_Instructions to follow:_ Transcribe every record that appears below, exactly and in full.
_ _ _
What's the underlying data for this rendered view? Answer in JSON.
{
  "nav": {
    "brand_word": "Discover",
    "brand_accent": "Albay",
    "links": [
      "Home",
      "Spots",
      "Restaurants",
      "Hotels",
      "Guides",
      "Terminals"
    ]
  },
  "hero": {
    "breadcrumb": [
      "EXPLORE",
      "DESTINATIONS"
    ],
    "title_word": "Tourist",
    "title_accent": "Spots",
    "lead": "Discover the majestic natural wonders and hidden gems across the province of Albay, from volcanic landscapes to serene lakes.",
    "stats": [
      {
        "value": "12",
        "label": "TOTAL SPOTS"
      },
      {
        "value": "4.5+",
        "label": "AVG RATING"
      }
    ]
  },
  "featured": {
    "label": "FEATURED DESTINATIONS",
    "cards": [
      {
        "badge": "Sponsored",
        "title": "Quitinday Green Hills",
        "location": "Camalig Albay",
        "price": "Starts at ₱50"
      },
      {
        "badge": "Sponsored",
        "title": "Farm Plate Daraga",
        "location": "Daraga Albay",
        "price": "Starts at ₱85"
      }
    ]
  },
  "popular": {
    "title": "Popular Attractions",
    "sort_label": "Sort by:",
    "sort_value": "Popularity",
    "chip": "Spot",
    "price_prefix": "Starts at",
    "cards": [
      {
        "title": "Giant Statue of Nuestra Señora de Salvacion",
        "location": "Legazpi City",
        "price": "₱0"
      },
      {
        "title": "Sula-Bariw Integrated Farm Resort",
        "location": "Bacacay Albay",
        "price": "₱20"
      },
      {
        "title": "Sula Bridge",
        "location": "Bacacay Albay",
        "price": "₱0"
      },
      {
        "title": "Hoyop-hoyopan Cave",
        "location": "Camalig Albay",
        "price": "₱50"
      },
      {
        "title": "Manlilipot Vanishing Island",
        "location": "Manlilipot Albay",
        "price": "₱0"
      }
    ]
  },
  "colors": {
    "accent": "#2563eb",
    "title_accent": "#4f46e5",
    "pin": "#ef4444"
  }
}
_ _ _
_Output for this exercise:_
What's the underlying data for this rendered view? Answer in JSON.
{
  "nav": {
    "brand_word": "Discover",
    "brand_accent": "Albay",
    "links": [
      "Home",
      "Spots",
      "Restaurants",
      "Hotels",
      "Guides",
      "Terminals"
    ]
  },
  "hero": {
    "breadcrumb": [
      "EXPLORE",
      "DESTINATIONS"
    ],
    "title_word": "Tourist",
    "title_accent": "Spots",
    "lead": "Discover the majestic natural wonders and hidden gems across the province of Albay, from volcanic landscapes to serene lakes.",
    "stats": [
      {
        "value": "12",
        "label": "TOTAL SPOTS"
      },
      {
        "value": "4.5+",
        "label": "AVG RATING"
      }
    ]
  },
  "featured": {
    "label": "FEATURED DESTINATIONS",
    "cards": [
      {
        "badge": "Sponsored",
        "title": "Quitinday Green Hills",
        "location": "Camalig Albay",
        "price": "Starts at ₱50"
      },
      {
        "badge": "Sponsored",
        "title": "Farm Plate Daraga",
        "location": "Daraga Albay",
        "price": "Starts at ₱85"
      }
    ]
  },
  "popular": {
    "title": "Popular Attractions",
    "sort_label": "Sort by:",
    "sort_value": "Popularity",
    "chip": "Spot",
    "price_prefix": "Starts at",
    "cards": [
      {
        "title": "Giant Statue of Nuestra Señora de Salvacion",
        "location": "Legazpi City",
        "price": "₱0"
      },
      {
        "title": "Sula-Bariw Integrated Farm Resort",
        "location": "Bacacay Albay",
        "price": "₱20"
      },
      {
        "title": "Sula Bridge",
        "location": "Bacacay Albay",
        "price": "₱0"
      },
      {
        "title": "Hoyop-hoyopan Cave",
        "location": "Camalig Albay",
        "price": "₱50"
      },
      {
        "title": "Manlilipot Vanishing Island",
        "location": "Manlilipot Albay",
        "price": "₱0"
      }
    ]
  },
  "colors": {
    "accent": "#2563eb",
    "title_accent": "#4f46e5",
    "pin": "#ef4444"
  }
}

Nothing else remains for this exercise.